━━ DATA SUPPLIED

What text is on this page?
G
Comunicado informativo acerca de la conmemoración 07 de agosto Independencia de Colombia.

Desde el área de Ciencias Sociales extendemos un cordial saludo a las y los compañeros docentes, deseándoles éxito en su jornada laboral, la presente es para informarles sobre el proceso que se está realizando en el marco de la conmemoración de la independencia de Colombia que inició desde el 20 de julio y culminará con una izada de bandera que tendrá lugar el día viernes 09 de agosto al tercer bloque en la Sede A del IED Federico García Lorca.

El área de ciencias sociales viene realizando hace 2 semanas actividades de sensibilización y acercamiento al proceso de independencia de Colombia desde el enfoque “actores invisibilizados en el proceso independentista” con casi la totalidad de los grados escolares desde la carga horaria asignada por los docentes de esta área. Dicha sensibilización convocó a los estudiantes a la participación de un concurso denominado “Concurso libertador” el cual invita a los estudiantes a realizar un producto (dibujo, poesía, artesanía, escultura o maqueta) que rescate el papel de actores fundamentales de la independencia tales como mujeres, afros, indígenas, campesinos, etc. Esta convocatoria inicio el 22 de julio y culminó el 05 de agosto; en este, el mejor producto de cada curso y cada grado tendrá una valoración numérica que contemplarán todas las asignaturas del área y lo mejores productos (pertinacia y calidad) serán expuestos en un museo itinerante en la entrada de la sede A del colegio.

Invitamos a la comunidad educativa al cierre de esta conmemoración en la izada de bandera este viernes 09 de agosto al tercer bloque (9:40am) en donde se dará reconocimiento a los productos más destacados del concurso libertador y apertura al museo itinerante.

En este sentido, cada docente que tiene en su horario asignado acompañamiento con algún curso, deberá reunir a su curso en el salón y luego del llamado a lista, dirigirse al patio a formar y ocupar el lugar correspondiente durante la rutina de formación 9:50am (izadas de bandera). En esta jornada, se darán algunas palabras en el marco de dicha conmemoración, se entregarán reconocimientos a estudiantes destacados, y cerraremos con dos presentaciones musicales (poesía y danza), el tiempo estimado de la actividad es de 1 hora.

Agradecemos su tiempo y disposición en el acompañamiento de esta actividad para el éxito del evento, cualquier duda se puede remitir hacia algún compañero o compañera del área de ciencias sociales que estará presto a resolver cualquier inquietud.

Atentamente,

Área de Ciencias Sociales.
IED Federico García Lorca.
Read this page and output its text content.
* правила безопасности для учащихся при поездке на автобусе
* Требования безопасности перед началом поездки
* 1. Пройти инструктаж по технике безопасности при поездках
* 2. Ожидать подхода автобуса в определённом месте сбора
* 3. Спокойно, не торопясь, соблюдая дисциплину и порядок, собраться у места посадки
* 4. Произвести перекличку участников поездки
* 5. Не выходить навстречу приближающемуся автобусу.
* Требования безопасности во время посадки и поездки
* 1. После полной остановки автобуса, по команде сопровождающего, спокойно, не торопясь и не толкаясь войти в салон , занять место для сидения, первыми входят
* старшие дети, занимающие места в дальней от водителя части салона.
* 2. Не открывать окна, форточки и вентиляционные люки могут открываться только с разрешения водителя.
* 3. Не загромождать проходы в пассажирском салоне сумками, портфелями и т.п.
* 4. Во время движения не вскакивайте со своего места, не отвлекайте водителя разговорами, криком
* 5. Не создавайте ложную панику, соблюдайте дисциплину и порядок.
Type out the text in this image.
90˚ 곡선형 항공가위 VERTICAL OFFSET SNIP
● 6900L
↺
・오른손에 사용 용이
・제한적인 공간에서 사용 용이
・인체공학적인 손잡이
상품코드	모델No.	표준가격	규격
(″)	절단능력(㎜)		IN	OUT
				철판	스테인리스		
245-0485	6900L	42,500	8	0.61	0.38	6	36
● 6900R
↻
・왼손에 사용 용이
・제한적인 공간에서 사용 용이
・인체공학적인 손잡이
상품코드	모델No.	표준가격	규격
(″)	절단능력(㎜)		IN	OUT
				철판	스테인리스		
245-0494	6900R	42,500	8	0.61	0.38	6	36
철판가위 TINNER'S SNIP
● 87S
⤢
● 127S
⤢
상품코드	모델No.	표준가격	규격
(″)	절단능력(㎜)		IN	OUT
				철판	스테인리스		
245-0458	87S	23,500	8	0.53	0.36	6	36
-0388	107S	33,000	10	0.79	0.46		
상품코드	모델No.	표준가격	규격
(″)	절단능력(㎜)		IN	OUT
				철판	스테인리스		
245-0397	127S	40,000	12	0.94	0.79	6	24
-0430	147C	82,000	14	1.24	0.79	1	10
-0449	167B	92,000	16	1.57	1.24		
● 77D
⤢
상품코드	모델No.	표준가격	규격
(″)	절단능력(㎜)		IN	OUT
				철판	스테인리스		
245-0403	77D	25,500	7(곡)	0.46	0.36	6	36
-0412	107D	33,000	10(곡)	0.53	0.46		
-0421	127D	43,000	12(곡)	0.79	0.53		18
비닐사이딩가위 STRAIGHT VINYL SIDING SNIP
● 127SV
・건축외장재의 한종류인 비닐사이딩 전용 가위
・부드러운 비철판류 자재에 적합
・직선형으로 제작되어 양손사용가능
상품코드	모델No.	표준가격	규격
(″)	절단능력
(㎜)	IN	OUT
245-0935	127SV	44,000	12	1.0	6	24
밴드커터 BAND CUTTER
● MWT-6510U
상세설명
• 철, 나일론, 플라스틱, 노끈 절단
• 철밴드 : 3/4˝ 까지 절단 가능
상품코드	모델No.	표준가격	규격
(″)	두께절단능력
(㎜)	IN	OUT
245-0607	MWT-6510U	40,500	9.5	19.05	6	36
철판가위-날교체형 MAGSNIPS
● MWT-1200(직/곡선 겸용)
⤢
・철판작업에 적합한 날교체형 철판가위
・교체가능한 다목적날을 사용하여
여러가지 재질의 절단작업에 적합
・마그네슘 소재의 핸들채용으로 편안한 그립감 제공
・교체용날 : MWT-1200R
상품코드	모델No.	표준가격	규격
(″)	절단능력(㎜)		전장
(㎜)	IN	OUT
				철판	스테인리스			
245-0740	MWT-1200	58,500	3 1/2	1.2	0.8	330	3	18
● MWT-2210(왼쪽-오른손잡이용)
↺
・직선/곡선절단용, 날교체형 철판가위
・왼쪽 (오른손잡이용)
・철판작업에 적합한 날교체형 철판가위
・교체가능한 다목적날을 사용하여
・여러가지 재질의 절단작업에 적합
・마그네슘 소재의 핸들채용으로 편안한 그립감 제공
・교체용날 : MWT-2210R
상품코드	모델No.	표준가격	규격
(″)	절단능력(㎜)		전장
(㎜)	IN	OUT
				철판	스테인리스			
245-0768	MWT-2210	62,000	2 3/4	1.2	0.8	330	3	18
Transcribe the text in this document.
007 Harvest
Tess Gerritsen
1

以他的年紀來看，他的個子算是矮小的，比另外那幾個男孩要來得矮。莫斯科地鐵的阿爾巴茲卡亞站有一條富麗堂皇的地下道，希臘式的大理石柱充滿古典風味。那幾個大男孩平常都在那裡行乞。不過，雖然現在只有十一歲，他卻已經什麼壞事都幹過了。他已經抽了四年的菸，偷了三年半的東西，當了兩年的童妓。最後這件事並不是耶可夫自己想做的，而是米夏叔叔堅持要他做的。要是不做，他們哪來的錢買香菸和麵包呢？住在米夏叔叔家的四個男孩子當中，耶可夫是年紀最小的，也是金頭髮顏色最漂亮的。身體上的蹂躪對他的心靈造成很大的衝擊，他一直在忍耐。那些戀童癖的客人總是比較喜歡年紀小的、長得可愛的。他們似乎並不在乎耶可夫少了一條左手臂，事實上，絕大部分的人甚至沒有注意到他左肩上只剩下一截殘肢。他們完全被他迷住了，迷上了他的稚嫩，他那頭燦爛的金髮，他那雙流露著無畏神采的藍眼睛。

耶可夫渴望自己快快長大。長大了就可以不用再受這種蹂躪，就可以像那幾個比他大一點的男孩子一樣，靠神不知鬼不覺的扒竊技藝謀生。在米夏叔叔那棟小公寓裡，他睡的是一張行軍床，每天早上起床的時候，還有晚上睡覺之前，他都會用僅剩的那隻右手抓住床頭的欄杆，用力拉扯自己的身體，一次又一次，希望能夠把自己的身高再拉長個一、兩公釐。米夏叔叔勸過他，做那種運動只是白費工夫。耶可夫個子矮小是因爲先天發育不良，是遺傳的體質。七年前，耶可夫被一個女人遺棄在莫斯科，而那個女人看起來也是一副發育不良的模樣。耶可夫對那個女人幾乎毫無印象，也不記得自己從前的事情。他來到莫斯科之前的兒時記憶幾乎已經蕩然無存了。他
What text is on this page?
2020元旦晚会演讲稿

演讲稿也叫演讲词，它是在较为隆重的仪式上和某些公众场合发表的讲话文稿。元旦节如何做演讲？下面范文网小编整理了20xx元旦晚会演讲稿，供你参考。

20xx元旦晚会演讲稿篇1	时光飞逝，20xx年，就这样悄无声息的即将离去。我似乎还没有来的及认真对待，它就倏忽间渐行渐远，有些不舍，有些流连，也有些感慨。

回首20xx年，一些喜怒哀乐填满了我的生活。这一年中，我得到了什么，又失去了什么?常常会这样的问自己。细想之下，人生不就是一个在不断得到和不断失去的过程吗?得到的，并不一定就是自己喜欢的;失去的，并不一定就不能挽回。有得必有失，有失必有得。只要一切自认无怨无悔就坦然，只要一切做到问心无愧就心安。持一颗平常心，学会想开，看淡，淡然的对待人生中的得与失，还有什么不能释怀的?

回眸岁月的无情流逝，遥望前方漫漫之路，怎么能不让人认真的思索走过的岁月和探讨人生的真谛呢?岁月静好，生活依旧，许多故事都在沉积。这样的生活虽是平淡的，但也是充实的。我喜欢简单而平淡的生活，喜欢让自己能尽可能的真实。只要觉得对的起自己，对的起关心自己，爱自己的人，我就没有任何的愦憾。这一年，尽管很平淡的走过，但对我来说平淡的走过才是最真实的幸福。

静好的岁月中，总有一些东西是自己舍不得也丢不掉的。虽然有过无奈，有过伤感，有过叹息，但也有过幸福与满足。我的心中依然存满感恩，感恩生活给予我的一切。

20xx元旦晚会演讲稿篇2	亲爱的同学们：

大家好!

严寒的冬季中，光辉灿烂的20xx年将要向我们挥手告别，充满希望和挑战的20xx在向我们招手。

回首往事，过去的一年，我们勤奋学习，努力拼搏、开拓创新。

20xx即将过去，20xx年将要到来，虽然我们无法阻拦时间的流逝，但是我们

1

━━━━

Extract every line containing the string "места" from the data above.

* 3. Спокойно, не торопясь, соблюдая дисциплину и порядок, собраться у места посадки
* старшие дети, занимающие места в дальней от водителя части салона.
* 4. Во время движения не вскакивайте со своего места, не отвлекайте водителя разговорами, криком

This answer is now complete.